Task goal — Copy all entries without alteration and skip the pictures they hold.

[Data excerpts]
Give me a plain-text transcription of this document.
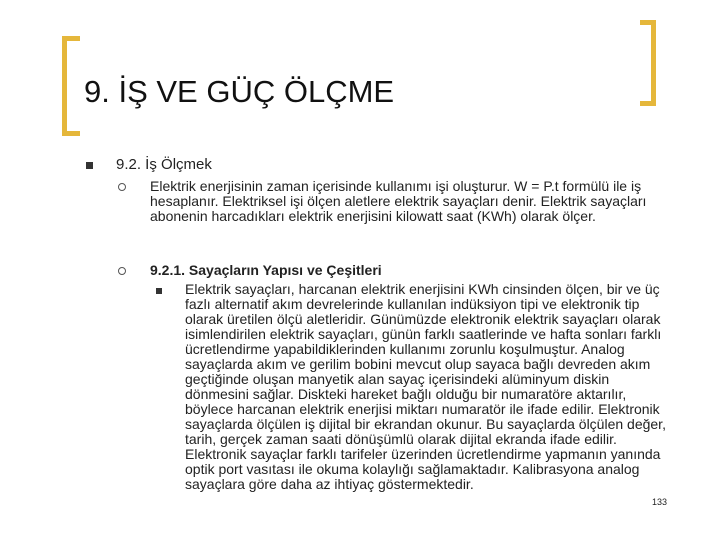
9. İŞ VE GÜÇ ÖLÇME
9.2. İş Ölçmek

Elektrik enerjisinin zaman içerisinde kullanımı işi oluşturur. W = P.t formülü ile iş hesaplanır. Elektriksel işi ölçen aletlere elektrik sayaçları denir. Elektrik sayaçları abonenin harcadıkları elektrik enerjisini kilowatt saat (KWh) olarak ölçer.

9.2.1. Sayaçların Yapısı ve Çeşitleri

Elektrik sayaçları, harcanan elektrik enerjisini KWh cinsinden ölçen, bir ve üç fazlı alternatif akım devrelerinde kullanılan indüksiyon tipi ve elektronik tip olarak üretilen ölçü aletleridir. Günümüzde elektronik elektrik sayaçları olarak isimlendirilen elektrik sayaçları, günün farklı saatlerinde ve hafta sonları farklı ücretlendirme yapabildiklerinden kullanımı zorunlu koşulmuştur. Analog sayaçlarda akım ve gerilim bobini mevcut olup sayaca bağlı devreden akım geçtiğinde oluşan manyetik alan sayaç içerisindeki alüminyum diskin dönmesini sağlar. Diskteki hareket bağlı olduğu bir numaratöre aktarılır, böylece harcanan elektrik enerjisi miktarı numaratör ile ifade edilir. Elektronik sayaçlarda ölçülen iş dijital bir ekrandan okunur. Bu sayaçlarda ölçülen değer, tarih, gerçek zaman saati dönüşümlü olarak dijital ekranda ifade edilir. Elektronik sayaçlar farklı tarifeler üzerinden ücretlendirme yapmanın yanında optik port vasıtası ile okuma kolaylığı sağlamaktadır. Kalibrasyona analog sayaçlara göre daha az ihtiyaç göstermektedir.

133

Solution —
Give me a plain-text transcription of this document.
9. İŞ VE GÜÇ ÖLÇME
9.2. İş Ölçmek

Elektrik enerjisinin zaman içerisinde kullanımı işi oluşturur. W = P.t formülü ile iş hesaplanır. Elektriksel işi ölçen aletlere elektrik sayaçları denir. Elektrik sayaçları abonenin harcadıkları elektrik enerjisini kilowatt saat (KWh) olarak ölçer.

9.2.1. Sayaçların Yapısı ve Çeşitleri

Elektrik sayaçları, harcanan elektrik enerjisini KWh cinsinden ölçen, bir ve üç fazlı alternatif akım devrelerinde kullanılan indüksiyon tipi ve elektronik tip olarak üretilen ölçü aletleridir. Günümüzde elektronik elektrik sayaçları olarak isimlendirilen elektrik sayaçları, günün farklı saatlerinde ve hafta sonları farklı ücretlendirme yapabildiklerinden kullanımı zorunlu koşulmuştur. Analog sayaçlarda akım ve gerilim bobini mevcut olup sayaca bağlı devreden akım geçtiğinde oluşan manyetik alan sayaç içerisindeki alüminyum diskin dönmesini sağlar. Diskteki hareket bağlı olduğu bir numaratöre aktarılır, böylece harcanan elektrik enerjisi miktarı numaratör ile ifade edilir. Elektronik sayaçlarda ölçülen iş dijital bir ekrandan okunur. Bu sayaçlarda ölçülen değer, tarih, gerçek zaman saati dönüşümlü olarak dijital ekranda ifade edilir. Elektronik sayaçlar farklı tarifeler üzerinden ücretlendirme yapmanın yanında optik port vasıtası ile okuma kolaylığı sağlamaktadır. Kalibrasyona analog sayaçlara göre daha az ihtiyaç göstermektedir.

133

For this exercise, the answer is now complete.